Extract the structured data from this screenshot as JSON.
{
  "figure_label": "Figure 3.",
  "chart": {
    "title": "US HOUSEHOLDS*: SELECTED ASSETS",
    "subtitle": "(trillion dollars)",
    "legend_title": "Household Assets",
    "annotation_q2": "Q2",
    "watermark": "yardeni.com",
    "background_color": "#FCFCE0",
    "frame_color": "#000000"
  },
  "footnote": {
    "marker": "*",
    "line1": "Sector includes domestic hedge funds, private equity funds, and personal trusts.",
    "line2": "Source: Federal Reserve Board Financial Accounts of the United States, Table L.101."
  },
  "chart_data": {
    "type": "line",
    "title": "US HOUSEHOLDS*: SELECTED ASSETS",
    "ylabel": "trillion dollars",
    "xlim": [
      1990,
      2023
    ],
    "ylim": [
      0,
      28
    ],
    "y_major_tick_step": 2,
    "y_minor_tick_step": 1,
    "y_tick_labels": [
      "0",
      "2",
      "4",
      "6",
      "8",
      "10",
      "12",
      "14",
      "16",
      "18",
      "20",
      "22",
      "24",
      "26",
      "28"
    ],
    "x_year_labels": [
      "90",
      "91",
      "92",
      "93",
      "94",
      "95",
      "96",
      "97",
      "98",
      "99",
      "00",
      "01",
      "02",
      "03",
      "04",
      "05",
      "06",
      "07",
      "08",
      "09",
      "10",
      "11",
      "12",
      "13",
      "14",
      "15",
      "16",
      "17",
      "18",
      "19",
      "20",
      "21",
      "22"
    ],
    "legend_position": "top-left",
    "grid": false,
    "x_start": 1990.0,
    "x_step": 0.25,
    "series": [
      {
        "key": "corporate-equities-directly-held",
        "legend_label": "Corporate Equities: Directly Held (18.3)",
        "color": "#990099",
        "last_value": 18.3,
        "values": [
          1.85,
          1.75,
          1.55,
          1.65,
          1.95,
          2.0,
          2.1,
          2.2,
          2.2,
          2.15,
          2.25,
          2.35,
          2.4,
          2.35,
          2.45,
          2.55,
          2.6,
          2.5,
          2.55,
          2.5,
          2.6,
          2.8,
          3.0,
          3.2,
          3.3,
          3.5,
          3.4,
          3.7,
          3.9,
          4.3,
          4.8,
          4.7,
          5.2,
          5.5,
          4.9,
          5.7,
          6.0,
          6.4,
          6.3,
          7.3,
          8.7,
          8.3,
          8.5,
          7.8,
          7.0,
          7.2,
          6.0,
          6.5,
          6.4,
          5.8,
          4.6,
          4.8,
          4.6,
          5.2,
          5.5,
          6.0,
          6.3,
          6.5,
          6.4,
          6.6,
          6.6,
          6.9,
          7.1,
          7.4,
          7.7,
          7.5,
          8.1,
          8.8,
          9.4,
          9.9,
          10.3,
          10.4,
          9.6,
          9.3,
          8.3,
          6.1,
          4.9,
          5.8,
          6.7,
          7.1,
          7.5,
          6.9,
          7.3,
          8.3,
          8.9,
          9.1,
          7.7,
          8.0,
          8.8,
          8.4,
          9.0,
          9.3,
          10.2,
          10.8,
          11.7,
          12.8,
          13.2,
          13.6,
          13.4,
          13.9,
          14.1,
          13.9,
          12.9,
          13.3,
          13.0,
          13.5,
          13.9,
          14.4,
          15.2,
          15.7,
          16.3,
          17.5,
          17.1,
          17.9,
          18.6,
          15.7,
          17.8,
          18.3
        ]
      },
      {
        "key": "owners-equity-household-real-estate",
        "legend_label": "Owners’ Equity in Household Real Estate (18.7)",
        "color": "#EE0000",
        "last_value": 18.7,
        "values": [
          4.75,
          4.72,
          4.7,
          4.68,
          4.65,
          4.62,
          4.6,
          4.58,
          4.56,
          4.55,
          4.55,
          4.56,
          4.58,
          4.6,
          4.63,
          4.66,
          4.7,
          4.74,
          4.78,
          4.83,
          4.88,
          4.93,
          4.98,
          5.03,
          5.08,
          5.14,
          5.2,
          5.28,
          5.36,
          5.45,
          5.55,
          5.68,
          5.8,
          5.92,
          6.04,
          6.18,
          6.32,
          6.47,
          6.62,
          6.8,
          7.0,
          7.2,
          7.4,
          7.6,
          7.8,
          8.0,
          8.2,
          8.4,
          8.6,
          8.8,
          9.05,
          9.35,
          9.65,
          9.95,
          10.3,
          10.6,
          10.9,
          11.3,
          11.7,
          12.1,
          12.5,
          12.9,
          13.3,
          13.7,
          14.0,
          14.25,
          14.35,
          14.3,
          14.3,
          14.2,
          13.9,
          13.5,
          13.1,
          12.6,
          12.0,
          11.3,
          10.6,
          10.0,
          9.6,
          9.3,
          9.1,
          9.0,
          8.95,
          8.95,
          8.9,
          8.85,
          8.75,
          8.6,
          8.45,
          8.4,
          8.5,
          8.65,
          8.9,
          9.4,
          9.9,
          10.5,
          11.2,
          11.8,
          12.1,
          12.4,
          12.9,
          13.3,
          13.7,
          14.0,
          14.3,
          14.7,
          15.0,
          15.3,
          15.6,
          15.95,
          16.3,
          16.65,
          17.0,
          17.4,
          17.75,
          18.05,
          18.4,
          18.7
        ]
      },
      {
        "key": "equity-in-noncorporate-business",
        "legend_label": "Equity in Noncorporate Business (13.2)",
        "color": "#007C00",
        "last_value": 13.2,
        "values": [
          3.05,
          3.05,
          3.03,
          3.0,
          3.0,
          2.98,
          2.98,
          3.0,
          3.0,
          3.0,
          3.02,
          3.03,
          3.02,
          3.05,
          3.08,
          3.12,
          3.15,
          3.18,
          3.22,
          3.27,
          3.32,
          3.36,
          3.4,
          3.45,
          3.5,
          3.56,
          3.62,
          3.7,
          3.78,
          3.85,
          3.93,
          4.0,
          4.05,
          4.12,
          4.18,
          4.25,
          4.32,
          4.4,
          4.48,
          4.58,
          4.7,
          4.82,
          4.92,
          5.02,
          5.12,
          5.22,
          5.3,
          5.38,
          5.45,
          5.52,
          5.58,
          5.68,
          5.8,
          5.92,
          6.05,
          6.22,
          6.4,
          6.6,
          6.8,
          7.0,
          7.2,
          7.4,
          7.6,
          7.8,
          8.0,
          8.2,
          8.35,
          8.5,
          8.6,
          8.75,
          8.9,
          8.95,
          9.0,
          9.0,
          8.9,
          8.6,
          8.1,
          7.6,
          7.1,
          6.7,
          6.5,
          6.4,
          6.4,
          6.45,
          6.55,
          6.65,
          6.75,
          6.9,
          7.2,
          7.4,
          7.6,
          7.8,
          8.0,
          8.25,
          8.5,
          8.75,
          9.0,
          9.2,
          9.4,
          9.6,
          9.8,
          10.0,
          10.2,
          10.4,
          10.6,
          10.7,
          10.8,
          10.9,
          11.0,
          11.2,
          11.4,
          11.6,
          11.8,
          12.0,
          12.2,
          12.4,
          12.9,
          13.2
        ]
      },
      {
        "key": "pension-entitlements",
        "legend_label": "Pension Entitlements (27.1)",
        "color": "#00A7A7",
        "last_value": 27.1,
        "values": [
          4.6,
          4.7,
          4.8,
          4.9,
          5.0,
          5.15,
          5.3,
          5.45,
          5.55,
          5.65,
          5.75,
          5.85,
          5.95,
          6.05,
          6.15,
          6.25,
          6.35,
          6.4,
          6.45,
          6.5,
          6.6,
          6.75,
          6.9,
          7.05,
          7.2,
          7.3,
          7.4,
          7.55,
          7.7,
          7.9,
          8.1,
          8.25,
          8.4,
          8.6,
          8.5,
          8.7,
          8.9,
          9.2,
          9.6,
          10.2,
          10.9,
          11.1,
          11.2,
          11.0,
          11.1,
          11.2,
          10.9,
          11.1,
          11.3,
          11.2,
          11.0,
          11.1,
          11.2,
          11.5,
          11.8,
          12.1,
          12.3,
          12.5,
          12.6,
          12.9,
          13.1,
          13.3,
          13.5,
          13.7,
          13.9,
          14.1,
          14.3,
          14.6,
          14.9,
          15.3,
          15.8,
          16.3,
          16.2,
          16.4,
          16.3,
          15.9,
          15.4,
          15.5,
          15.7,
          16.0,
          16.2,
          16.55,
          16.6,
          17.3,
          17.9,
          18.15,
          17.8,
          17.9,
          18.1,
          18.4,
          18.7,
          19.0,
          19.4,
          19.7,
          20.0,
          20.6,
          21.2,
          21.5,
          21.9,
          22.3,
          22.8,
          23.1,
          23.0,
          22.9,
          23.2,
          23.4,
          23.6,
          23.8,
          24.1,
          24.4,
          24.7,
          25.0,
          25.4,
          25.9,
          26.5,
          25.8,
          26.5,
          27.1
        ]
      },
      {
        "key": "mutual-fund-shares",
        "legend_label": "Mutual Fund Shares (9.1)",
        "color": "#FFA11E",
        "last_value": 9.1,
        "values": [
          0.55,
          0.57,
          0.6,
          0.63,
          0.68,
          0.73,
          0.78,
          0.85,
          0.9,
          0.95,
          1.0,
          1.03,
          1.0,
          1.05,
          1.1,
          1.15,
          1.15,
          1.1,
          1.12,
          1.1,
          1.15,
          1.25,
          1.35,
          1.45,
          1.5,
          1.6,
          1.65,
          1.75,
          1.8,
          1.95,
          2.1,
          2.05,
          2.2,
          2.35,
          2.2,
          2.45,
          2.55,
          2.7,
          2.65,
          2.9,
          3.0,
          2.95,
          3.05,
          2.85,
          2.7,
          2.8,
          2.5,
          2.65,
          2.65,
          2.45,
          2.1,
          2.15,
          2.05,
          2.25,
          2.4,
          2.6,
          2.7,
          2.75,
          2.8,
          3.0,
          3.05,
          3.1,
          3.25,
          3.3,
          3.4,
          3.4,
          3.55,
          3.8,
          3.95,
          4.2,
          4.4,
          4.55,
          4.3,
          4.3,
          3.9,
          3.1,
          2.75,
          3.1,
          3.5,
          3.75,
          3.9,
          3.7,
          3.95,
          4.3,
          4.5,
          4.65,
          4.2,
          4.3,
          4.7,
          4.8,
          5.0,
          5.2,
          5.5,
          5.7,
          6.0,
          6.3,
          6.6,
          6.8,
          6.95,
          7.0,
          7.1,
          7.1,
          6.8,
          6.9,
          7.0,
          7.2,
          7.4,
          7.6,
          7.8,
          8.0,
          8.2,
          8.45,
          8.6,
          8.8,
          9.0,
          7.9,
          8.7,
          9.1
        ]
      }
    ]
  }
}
...
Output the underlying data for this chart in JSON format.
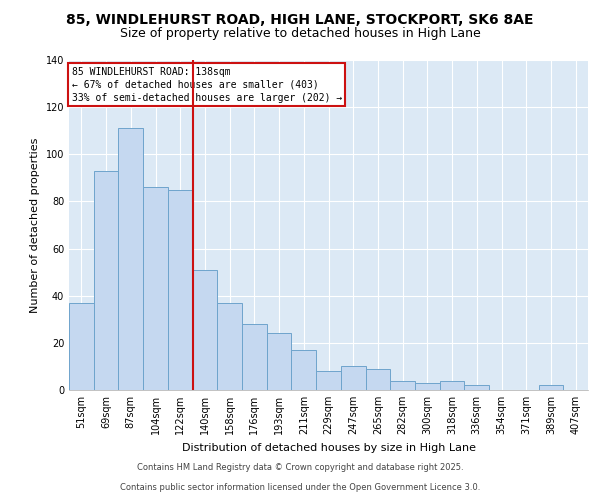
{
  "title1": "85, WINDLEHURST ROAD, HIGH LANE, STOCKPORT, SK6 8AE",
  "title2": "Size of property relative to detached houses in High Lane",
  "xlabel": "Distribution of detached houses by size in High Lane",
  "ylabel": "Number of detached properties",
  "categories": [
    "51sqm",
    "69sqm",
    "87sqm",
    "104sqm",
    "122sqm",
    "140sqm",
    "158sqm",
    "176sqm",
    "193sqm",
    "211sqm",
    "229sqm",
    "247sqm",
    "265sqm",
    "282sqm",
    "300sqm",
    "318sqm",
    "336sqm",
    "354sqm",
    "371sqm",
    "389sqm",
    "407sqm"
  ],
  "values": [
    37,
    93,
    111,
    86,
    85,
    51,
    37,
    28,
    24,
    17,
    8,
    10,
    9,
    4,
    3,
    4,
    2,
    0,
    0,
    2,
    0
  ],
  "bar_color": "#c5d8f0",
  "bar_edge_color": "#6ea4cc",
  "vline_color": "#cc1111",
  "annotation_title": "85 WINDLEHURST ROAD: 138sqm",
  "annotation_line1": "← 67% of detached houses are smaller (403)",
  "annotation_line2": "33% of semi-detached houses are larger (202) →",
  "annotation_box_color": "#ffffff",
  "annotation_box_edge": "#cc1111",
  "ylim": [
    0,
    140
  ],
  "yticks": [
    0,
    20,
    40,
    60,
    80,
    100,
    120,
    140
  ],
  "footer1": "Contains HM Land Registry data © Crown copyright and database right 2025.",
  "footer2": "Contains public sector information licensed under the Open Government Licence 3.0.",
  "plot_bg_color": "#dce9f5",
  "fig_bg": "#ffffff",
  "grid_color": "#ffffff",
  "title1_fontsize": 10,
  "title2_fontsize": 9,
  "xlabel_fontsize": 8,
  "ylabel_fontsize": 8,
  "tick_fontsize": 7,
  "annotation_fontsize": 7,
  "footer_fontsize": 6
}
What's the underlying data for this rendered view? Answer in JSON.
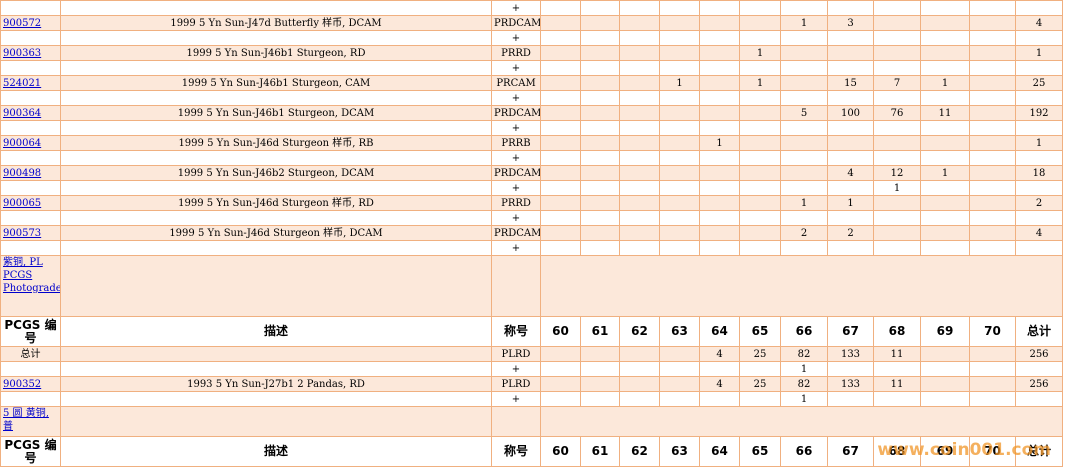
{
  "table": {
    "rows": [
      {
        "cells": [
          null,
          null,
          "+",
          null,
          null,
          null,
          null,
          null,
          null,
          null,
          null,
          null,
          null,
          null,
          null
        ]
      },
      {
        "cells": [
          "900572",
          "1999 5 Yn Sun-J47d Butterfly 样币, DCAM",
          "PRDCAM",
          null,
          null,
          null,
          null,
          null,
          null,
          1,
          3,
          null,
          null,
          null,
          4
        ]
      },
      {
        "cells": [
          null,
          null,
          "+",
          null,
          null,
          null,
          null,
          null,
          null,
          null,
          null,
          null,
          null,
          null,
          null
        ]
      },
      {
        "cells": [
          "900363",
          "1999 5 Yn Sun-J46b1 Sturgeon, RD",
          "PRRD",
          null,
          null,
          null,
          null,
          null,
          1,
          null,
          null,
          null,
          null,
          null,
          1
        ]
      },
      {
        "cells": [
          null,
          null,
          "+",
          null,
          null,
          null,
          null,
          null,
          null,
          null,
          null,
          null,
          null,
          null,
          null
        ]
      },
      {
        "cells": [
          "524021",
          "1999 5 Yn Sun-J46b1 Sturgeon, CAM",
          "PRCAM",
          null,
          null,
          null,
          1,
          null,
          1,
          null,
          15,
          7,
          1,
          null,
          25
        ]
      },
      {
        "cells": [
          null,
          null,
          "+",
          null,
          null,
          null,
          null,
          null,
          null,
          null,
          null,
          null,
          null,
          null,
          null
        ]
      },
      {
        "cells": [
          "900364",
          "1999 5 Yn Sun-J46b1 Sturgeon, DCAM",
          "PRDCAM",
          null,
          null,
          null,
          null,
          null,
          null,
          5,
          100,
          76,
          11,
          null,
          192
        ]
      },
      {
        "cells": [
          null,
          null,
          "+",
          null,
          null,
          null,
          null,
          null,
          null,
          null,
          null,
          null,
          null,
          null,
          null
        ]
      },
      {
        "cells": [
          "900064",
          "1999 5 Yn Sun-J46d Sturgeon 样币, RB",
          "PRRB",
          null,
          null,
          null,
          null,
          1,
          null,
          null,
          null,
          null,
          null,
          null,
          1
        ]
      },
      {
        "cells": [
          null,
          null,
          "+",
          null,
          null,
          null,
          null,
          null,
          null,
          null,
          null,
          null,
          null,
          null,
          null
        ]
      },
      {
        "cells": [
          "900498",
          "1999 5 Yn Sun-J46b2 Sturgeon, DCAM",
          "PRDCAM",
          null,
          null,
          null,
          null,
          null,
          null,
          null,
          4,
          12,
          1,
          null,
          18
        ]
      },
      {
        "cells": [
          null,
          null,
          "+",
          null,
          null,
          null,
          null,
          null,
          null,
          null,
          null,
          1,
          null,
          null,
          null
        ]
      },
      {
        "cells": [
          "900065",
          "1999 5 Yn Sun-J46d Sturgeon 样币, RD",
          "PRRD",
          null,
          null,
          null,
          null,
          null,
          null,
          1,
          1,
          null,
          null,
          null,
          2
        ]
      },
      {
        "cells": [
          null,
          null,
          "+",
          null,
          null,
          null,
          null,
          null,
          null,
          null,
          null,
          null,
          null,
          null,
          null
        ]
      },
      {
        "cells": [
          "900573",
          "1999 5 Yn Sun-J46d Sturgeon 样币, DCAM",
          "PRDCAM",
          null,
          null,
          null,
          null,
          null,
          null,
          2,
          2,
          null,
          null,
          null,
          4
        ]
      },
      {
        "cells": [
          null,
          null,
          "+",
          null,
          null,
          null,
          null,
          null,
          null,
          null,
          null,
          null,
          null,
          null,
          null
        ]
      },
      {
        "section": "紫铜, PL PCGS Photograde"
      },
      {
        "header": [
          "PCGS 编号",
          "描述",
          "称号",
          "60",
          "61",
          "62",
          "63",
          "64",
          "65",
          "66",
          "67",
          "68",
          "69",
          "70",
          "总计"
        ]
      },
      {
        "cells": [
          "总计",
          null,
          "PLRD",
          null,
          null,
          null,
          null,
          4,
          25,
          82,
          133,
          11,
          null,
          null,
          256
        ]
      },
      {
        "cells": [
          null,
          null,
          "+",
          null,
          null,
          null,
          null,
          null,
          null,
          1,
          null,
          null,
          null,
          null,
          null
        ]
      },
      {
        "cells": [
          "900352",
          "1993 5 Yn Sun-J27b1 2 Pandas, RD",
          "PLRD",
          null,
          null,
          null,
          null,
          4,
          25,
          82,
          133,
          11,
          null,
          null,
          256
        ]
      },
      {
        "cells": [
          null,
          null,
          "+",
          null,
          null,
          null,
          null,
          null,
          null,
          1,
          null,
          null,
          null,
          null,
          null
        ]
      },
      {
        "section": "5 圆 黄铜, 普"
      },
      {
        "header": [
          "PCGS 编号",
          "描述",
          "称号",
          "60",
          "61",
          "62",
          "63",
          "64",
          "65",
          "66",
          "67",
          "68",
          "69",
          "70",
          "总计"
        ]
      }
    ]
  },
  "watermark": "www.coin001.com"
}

= Directions for this task =
From the material given, work out how many lines hold the string "WINDLEHURST"; state that number and nothing further.

= Result of the task =
2